#### EXERCISE GOAL:
Could you rewrite the items from the start through the line containing "min-opening-cell: 585 <box>892 841", substituting "price-chrome-cell" for "price-silver-cell" and leaving everything else unchanged?

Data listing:
## BEGIN
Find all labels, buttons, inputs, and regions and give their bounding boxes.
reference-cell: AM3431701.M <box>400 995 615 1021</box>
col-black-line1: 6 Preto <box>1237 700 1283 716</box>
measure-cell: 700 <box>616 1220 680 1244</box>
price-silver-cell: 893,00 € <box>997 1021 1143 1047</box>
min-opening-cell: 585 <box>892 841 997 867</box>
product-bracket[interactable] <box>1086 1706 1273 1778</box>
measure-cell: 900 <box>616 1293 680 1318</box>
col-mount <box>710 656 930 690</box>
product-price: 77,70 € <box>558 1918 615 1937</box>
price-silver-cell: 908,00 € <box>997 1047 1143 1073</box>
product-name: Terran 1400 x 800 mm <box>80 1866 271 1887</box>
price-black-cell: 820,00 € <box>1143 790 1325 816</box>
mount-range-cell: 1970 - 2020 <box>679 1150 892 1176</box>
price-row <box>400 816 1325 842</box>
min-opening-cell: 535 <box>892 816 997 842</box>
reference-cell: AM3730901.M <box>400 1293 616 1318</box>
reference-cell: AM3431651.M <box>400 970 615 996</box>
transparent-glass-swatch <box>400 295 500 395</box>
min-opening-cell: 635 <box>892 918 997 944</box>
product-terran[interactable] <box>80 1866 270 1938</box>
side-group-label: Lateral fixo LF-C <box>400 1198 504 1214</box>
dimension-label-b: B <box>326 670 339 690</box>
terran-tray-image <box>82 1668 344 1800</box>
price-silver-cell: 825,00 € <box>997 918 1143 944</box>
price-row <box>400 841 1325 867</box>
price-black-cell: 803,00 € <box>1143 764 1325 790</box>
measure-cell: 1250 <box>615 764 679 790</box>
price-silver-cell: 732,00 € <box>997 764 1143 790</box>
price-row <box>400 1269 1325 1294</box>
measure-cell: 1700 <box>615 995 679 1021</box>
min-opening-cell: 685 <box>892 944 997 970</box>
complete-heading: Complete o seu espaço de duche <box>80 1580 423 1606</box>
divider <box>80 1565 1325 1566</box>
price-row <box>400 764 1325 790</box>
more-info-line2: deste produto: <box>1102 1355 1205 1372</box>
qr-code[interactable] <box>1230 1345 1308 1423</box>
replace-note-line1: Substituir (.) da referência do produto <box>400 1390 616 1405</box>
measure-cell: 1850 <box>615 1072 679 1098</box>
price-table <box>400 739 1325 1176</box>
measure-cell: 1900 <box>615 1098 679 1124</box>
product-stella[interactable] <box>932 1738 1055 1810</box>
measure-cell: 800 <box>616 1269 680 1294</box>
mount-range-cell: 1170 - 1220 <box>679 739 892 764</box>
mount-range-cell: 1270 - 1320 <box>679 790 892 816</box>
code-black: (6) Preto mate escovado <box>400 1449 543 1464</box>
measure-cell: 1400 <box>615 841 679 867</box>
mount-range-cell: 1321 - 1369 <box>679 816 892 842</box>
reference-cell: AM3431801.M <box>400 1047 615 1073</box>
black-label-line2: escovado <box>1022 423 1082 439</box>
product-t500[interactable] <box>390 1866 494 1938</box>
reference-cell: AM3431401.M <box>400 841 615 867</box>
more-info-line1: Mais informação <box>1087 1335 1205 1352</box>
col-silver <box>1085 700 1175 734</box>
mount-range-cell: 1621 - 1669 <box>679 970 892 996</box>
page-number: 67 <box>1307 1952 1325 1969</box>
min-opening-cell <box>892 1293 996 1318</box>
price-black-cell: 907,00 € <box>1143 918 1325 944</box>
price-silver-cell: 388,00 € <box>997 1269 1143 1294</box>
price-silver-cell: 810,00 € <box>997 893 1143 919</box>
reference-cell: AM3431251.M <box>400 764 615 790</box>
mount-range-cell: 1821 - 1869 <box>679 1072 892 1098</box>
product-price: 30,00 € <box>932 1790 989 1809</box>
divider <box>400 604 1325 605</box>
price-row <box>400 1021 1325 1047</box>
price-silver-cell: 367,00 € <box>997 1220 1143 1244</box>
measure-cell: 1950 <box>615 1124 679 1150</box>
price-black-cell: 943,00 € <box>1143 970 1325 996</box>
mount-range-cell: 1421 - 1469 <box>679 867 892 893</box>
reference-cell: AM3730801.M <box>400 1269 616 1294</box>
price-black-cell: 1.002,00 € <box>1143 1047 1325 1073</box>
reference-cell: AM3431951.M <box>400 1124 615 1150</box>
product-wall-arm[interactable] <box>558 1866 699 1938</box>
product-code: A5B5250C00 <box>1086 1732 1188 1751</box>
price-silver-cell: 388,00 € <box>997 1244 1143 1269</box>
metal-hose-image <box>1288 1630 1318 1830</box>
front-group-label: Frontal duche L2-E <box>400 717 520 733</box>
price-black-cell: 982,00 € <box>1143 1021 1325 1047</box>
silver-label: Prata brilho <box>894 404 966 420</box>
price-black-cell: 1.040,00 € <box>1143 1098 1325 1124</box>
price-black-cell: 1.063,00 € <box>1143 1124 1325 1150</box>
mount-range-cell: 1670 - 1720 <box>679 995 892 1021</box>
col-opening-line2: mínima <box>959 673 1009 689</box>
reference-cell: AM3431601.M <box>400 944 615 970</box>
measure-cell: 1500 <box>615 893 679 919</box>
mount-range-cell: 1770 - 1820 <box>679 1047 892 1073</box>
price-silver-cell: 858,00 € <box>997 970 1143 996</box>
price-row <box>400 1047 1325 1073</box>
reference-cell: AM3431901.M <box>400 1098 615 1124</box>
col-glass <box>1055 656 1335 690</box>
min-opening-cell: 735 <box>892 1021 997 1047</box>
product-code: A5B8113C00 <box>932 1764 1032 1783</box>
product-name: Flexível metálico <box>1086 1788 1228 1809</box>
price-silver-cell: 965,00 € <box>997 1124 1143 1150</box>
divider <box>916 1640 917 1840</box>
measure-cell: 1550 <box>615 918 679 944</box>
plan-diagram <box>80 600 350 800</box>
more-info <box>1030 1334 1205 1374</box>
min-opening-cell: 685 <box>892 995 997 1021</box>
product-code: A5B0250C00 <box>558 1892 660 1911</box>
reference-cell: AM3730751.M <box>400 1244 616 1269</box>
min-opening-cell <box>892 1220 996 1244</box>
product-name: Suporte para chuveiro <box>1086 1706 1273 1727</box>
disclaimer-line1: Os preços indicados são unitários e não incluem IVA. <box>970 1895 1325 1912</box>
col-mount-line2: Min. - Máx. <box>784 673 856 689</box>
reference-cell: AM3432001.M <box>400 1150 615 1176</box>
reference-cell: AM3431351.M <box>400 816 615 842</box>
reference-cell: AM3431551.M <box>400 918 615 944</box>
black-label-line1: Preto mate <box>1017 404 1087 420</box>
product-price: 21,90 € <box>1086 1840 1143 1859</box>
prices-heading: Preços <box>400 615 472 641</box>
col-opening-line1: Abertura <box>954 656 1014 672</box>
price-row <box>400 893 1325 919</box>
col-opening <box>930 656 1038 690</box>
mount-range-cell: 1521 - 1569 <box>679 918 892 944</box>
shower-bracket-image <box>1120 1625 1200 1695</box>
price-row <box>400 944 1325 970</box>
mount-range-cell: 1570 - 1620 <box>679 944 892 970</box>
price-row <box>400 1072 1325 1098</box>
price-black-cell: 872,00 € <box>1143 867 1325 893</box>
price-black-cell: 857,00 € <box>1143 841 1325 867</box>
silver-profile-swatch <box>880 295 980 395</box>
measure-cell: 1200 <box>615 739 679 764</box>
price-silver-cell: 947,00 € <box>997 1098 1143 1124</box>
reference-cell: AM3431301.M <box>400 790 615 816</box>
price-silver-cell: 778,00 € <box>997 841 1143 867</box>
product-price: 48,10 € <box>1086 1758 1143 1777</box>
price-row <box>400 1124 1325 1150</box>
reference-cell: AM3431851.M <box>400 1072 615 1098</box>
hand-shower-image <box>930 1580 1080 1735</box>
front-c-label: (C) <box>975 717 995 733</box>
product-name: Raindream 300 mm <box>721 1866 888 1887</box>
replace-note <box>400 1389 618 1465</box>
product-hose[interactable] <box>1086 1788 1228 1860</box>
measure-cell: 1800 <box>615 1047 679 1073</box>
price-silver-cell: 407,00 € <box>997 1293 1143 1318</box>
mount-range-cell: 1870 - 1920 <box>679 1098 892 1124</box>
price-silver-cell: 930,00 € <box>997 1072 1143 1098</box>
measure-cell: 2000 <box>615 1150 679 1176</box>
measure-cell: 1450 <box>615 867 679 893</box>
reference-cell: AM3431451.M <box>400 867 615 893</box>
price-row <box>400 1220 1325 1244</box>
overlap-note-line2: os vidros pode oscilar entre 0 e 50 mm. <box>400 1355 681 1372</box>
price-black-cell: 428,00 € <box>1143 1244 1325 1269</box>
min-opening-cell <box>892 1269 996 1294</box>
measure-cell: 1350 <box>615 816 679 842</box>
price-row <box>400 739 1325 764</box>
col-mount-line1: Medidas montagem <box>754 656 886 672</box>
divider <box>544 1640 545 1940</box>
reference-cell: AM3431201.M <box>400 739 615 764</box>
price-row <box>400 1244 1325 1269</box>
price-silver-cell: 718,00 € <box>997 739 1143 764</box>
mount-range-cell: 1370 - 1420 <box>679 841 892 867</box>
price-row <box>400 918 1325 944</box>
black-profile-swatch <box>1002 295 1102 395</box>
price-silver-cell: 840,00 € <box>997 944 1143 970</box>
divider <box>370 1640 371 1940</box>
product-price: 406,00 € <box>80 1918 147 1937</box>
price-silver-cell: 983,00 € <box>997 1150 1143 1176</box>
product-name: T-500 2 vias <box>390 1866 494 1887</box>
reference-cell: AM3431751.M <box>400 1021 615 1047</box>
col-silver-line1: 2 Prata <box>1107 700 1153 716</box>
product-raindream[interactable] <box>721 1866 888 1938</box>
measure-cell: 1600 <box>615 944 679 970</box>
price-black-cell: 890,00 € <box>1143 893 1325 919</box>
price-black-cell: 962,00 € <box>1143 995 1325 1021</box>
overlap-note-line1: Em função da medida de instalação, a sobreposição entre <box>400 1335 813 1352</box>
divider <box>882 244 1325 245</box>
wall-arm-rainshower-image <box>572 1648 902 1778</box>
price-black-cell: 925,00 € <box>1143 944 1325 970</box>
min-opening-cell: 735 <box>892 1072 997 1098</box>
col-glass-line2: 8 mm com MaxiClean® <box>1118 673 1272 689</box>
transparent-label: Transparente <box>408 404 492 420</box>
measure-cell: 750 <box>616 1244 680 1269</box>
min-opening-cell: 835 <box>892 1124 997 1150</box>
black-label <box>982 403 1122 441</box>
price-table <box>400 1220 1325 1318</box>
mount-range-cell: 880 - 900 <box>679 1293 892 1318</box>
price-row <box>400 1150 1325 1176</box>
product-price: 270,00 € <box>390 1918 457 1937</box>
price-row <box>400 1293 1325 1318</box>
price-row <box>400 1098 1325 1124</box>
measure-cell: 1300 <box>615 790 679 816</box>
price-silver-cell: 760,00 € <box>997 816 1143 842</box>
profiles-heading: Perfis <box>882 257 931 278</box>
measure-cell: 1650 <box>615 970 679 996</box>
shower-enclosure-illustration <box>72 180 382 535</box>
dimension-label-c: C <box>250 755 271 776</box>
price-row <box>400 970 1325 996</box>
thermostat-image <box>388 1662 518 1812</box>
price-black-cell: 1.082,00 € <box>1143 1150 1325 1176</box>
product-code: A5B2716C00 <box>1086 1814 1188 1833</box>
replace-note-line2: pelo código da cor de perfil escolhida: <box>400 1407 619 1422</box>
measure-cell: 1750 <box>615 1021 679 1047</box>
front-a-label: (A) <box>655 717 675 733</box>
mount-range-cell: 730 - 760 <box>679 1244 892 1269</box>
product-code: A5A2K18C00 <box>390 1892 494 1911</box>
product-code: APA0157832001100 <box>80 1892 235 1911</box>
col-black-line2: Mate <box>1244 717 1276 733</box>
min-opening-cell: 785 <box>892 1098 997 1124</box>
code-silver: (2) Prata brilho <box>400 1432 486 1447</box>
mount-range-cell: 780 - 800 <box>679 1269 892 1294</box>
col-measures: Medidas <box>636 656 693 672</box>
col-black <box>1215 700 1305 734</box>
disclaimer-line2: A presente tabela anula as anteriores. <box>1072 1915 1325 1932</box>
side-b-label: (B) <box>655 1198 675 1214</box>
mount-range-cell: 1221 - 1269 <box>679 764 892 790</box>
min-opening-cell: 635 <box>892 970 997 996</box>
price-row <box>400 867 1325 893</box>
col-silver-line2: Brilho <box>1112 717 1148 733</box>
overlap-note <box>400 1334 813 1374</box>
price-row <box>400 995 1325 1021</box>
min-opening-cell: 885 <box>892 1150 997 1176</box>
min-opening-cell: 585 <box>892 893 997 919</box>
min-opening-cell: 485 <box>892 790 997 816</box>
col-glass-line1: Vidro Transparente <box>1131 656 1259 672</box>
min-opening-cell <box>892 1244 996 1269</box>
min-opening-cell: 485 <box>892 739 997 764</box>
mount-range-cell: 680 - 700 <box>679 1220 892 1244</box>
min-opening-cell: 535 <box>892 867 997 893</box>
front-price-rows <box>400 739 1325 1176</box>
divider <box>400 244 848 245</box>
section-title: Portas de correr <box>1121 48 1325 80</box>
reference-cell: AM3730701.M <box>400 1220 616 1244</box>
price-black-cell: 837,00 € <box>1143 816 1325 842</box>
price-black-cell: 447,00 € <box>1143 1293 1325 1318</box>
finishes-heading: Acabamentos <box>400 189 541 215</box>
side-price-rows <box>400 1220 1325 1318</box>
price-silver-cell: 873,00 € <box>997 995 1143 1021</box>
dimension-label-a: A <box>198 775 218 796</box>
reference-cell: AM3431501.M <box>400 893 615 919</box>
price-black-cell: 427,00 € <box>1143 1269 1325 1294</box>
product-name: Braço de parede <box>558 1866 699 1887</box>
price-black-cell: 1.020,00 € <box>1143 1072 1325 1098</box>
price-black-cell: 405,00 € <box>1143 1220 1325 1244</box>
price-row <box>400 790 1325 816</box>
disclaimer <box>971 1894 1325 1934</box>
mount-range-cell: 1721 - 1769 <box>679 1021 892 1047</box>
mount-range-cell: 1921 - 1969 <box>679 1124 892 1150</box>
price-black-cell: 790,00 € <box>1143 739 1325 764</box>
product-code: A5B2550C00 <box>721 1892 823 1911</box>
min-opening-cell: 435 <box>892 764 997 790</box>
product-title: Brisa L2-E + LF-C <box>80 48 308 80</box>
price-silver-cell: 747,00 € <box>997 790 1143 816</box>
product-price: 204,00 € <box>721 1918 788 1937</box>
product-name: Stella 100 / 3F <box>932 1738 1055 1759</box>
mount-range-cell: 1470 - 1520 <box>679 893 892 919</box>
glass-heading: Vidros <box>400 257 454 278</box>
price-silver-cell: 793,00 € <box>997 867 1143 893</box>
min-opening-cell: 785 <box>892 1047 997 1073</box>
## END
#### SOLVED PROBLEM:
Find all labels, buttons, inputs, and regions and give their bounding boxes.
reference-cell: AM3431701.M <box>400 995 615 1021</box>
col-black-line1: 6 Preto <box>1237 700 1283 716</box>
measure-cell: 700 <box>616 1220 680 1244</box>
price-chrome-cell: 893,00 € <box>997 1021 1143 1047</box>
min-opening-cell: 585 <box>892 841 997 867</box>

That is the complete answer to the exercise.